**SHORT EXERCISE:** Any pictures in the records below should be skipped; write out everything else exactly.

--- start DATA SHOWN ---

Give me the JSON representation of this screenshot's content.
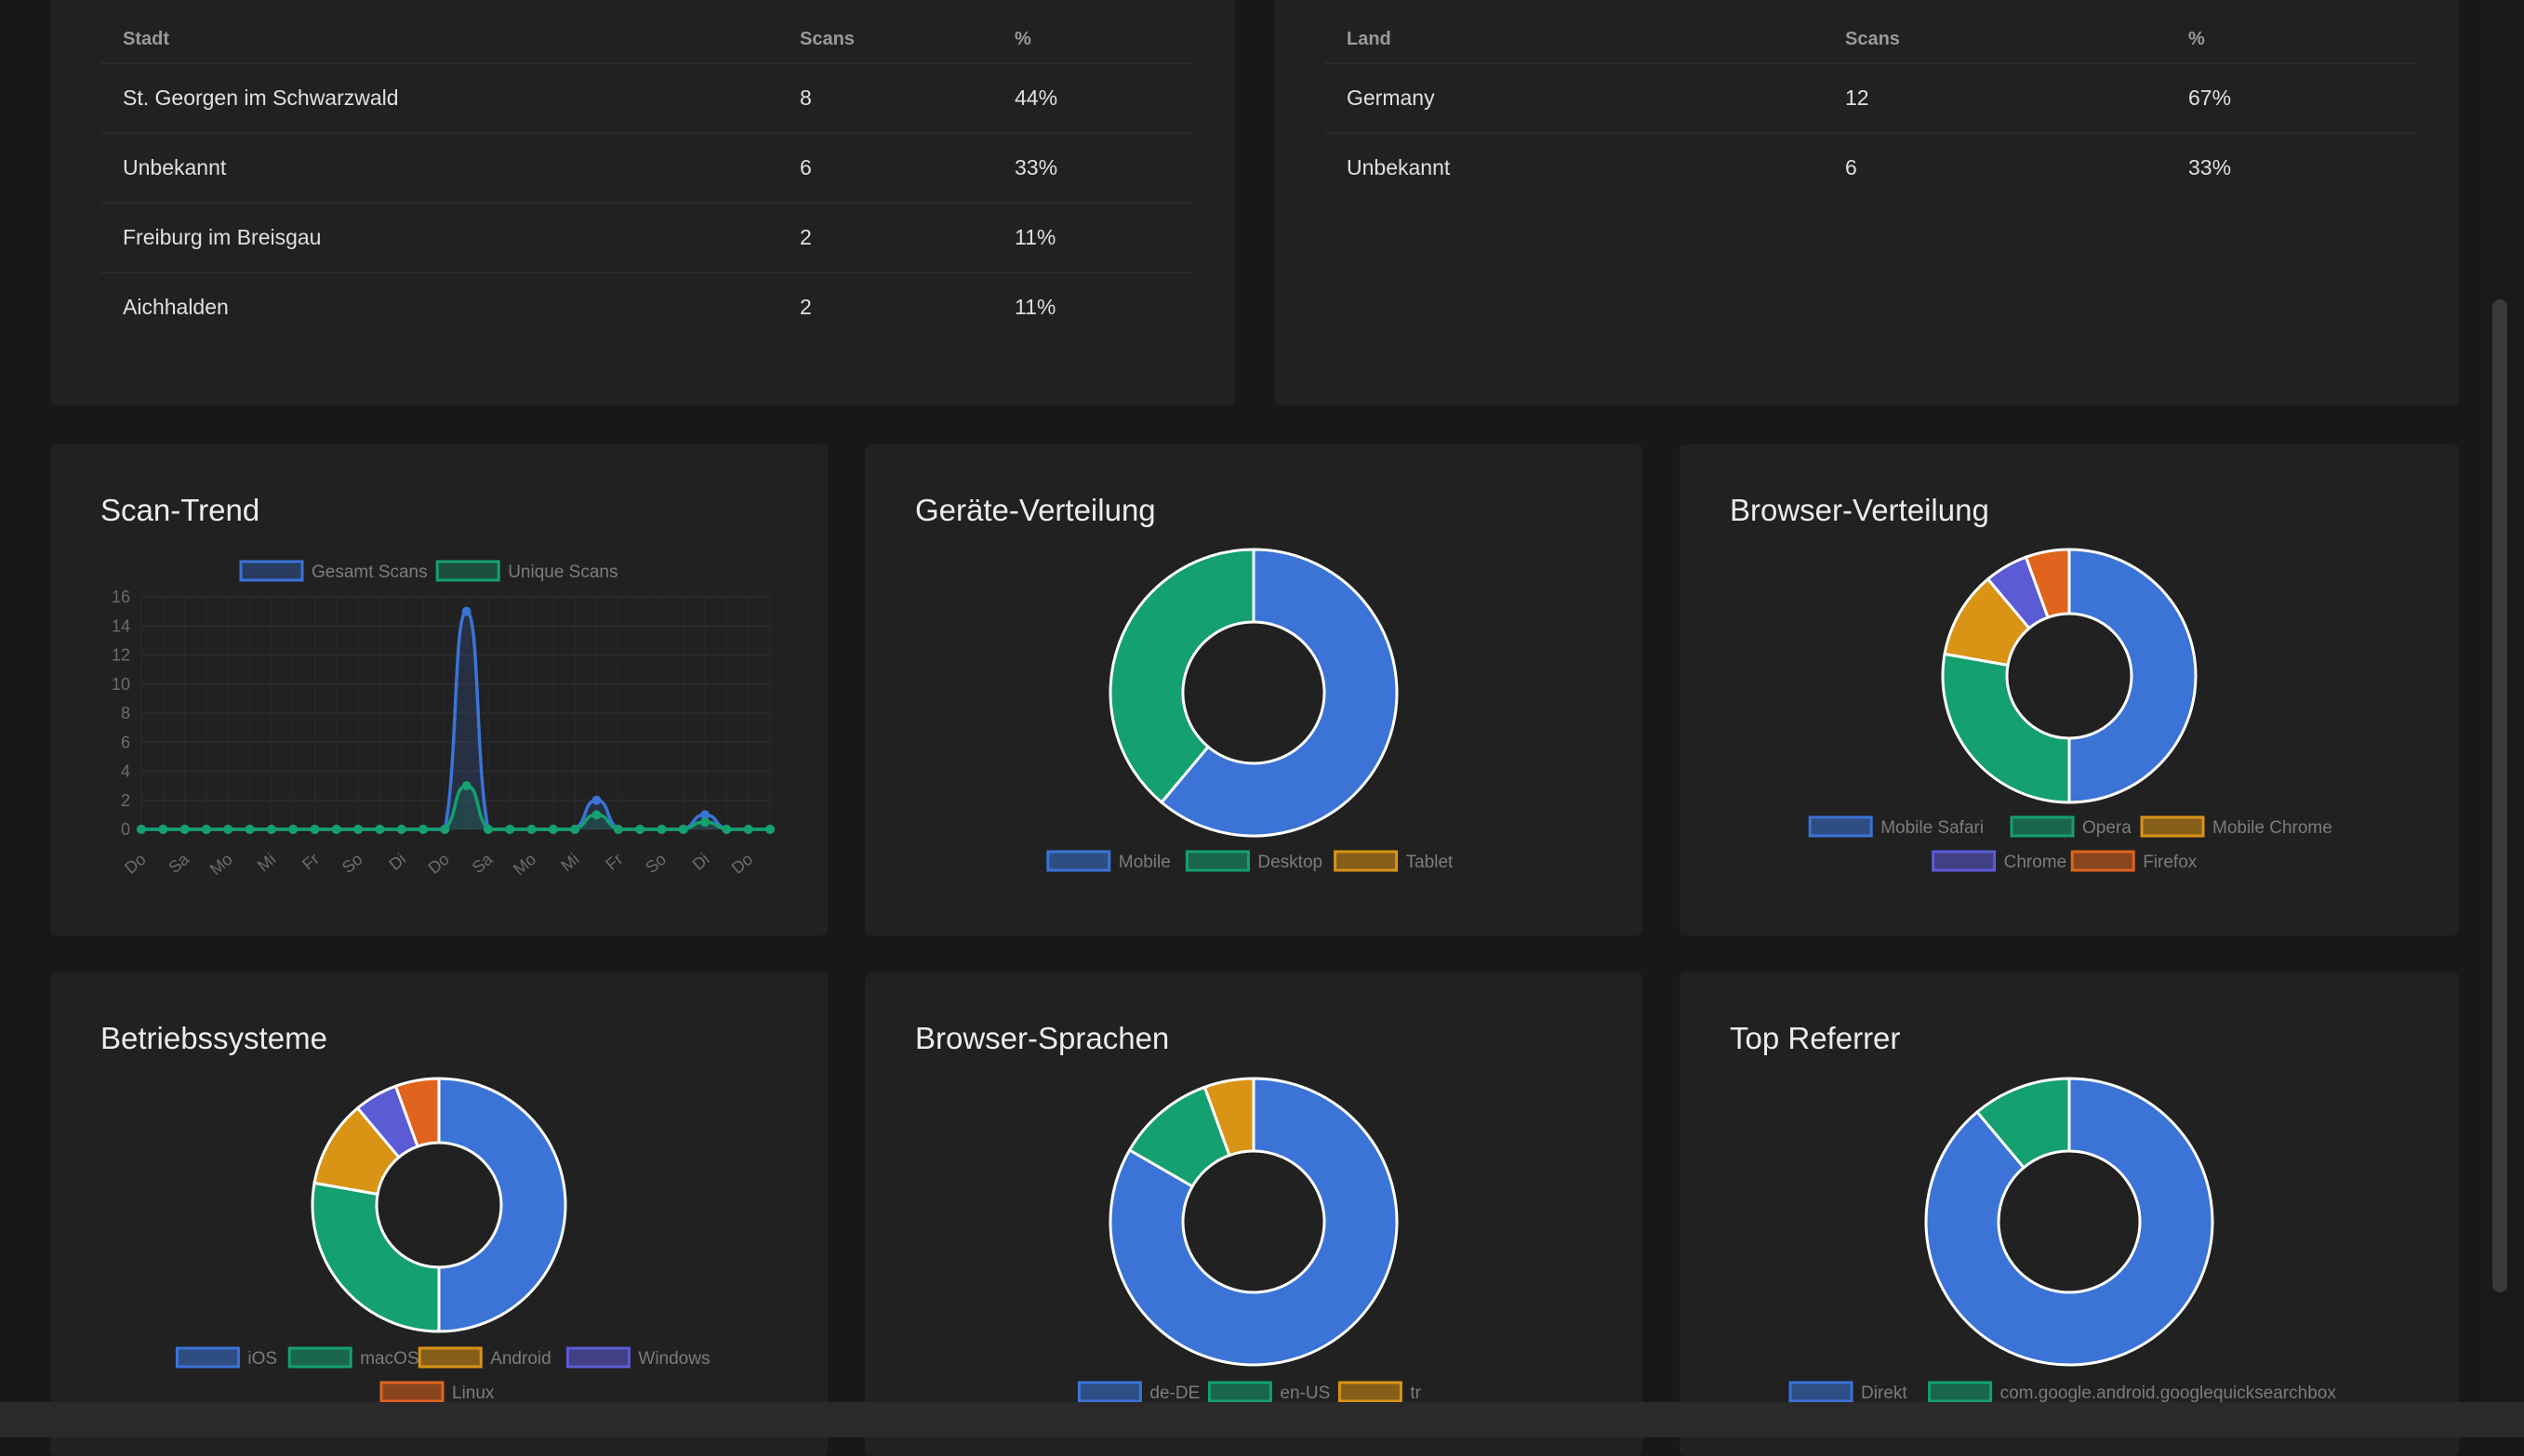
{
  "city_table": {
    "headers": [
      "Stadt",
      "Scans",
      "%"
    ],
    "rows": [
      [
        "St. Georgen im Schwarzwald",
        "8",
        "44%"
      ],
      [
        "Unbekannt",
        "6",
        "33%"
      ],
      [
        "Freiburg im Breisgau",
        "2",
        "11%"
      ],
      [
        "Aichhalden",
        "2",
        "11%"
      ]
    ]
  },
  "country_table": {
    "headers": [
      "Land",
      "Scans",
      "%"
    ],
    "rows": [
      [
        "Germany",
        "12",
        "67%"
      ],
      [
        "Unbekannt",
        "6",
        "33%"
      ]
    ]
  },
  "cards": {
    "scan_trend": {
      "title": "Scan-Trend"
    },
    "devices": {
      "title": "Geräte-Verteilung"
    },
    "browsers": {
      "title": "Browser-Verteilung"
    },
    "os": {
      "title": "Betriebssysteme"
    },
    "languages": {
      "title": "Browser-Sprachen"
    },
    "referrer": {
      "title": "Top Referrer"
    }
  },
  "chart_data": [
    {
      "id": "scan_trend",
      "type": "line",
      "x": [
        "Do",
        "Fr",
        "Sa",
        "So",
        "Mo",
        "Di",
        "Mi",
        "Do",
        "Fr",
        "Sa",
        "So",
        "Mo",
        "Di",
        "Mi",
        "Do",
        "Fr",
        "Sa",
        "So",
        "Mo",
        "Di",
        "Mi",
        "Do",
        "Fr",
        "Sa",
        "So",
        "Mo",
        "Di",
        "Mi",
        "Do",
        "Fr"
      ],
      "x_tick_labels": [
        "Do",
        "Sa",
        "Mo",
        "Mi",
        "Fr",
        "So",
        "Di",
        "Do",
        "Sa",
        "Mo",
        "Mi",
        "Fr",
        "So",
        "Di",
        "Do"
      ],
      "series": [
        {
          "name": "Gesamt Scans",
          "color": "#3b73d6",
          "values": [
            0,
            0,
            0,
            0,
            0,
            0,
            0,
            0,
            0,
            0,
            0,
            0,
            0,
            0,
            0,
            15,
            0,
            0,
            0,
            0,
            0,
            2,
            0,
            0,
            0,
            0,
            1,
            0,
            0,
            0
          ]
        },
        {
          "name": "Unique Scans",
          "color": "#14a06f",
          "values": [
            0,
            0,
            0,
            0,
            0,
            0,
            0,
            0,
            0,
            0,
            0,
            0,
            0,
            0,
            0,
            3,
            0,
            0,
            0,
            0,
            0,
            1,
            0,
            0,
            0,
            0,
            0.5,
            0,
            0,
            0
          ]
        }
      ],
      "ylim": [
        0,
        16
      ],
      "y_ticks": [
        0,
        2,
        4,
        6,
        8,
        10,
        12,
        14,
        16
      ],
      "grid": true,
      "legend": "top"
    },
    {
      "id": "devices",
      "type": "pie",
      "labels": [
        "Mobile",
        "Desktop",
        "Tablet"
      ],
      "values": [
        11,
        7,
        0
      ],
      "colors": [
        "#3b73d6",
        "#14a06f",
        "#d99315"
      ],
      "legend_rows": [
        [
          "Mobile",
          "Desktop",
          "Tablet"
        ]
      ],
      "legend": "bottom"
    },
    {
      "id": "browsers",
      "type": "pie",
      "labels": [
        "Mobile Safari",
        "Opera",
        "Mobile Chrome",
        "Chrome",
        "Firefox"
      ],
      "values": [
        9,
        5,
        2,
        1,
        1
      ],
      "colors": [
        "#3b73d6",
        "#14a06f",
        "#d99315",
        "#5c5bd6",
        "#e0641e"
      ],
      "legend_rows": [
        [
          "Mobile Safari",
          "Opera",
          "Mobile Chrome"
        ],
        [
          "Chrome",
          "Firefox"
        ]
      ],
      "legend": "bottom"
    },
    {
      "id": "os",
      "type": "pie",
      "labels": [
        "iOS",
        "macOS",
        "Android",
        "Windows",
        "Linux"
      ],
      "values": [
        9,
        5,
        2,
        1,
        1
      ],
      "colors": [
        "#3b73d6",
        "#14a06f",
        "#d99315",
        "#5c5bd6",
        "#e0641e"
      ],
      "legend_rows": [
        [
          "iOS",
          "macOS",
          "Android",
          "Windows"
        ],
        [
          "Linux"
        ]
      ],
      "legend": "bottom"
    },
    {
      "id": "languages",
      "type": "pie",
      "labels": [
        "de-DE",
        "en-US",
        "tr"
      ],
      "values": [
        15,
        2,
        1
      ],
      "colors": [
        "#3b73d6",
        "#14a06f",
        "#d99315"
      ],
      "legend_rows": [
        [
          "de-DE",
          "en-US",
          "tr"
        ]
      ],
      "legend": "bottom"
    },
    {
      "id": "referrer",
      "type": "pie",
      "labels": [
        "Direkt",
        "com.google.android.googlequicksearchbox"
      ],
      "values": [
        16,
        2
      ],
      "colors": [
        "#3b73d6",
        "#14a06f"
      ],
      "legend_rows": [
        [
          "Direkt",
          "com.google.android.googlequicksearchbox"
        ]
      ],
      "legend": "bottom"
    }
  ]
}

--- end DATA SHOWN ---

**ANSWER TO THE TASK:**
Give me the JSON representation of this screenshot's content.
{
  "city_table": {
    "headers": [
      "Stadt",
      "Scans",
      "%"
    ],
    "rows": [
      [
        "St. Georgen im Schwarzwald",
        "8",
        "44%"
      ],
      [
        "Unbekannt",
        "6",
        "33%"
      ],
      [
        "Freiburg im Breisgau",
        "2",
        "11%"
      ],
      [
        "Aichhalden",
        "2",
        "11%"
      ]
    ]
  },
  "country_table": {
    "headers": [
      "Land",
      "Scans",
      "%"
    ],
    "rows": [
      [
        "Germany",
        "12",
        "67%"
      ],
      [
        "Unbekannt",
        "6",
        "33%"
      ]
    ]
  },
  "cards": {
    "scan_trend": {
      "title": "Scan-Trend"
    },
    "devices": {
      "title": "Geräte-Verteilung"
    },
    "browsers": {
      "title": "Browser-Verteilung"
    },
    "os": {
      "title": "Betriebssysteme"
    },
    "languages": {
      "title": "Browser-Sprachen"
    },
    "referrer": {
      "title": "Top Referrer"
    }
  },
  "chart_data": [
    {
      "id": "scan_trend",
      "type": "line",
      "x": [
        "Do",
        "Fr",
        "Sa",
        "So",
        "Mo",
        "Di",
        "Mi",
        "Do",
        "Fr",
        "Sa",
        "So",
        "Mo",
        "Di",
        "Mi",
        "Do",
        "Fr",
        "Sa",
        "So",
        "Mo",
        "Di",
        "Mi",
        "Do",
        "Fr",
        "Sa",
        "So",
        "Mo",
        "Di",
        "Mi",
        "Do",
        "Fr"
      ],
      "x_tick_labels": [
        "Do",
        "Sa",
        "Mo",
        "Mi",
        "Fr",
        "So",
        "Di",
        "Do",
        "Sa",
        "Mo",
        "Mi",
        "Fr",
        "So",
        "Di",
        "Do"
      ],
      "series": [
        {
          "name": "Gesamt Scans",
          "color": "#3b73d6",
          "values": [
            0,
            0,
            0,
            0,
            0,
            0,
            0,
            0,
            0,
            0,
            0,
            0,
            0,
            0,
            0,
            15,
            0,
            0,
            0,
            0,
            0,
            2,
            0,
            0,
            0,
            0,
            1,
            0,
            0,
            0
          ]
        },
        {
          "name": "Unique Scans",
          "color": "#14a06f",
          "values": [
            0,
            0,
            0,
            0,
            0,
            0,
            0,
            0,
            0,
            0,
            0,
            0,
            0,
            0,
            0,
            3,
            0,
            0,
            0,
            0,
            0,
            1,
            0,
            0,
            0,
            0,
            0.5,
            0,
            0,
            0
          ]
        }
      ],
      "ylim": [
        0,
        16
      ],
      "y_ticks": [
        0,
        2,
        4,
        6,
        8,
        10,
        12,
        14,
        16
      ],
      "grid": true,
      "legend": "top"
    },
    {
      "id": "devices",
      "type": "pie",
      "labels": [
        "Mobile",
        "Desktop",
        "Tablet"
      ],
      "values": [
        11,
        7,
        0
      ],
      "colors": [
        "#3b73d6",
        "#14a06f",
        "#d99315"
      ],
      "legend_rows": [
        [
          "Mobile",
          "Desktop",
          "Tablet"
        ]
      ],
      "legend": "bottom"
    },
    {
      "id": "browsers",
      "type": "pie",
      "labels": [
        "Mobile Safari",
        "Opera",
        "Mobile Chrome",
        "Chrome",
        "Firefox"
      ],
      "values": [
        9,
        5,
        2,
        1,
        1
      ],
      "colors": [
        "#3b73d6",
        "#14a06f",
        "#d99315",
        "#5c5bd6",
        "#e0641e"
      ],
      "legend_rows": [
        [
          "Mobile Safari",
          "Opera",
          "Mobile Chrome"
        ],
        [
          "Chrome",
          "Firefox"
        ]
      ],
      "legend": "bottom"
    },
    {
      "id": "os",
      "type": "pie",
      "labels": [
        "iOS",
        "macOS",
        "Android",
        "Windows",
        "Linux"
      ],
      "values": [
        9,
        5,
        2,
        1,
        1
      ],
      "colors": [
        "#3b73d6",
        "#14a06f",
        "#d99315",
        "#5c5bd6",
        "#e0641e"
      ],
      "legend_rows": [
        [
          "iOS",
          "macOS",
          "Android",
          "Windows"
        ],
        [
          "Linux"
        ]
      ],
      "legend": "bottom"
    },
    {
      "id": "languages",
      "type": "pie",
      "labels": [
        "de-DE",
        "en-US",
        "tr"
      ],
      "values": [
        15,
        2,
        1
      ],
      "colors": [
        "#3b73d6",
        "#14a06f",
        "#d99315"
      ],
      "legend_rows": [
        [
          "de-DE",
          "en-US",
          "tr"
        ]
      ],
      "legend": "bottom"
    },
    {
      "id": "referrer",
      "type": "pie",
      "labels": [
        "Direkt",
        "com.google.android.googlequicksearchbox"
      ],
      "values": [
        16,
        2
      ],
      "colors": [
        "#3b73d6",
        "#14a06f"
      ],
      "legend_rows": [
        [
          "Direkt",
          "com.google.android.googlequicksearchbox"
        ]
      ],
      "legend": "bottom"
    }
  ]
}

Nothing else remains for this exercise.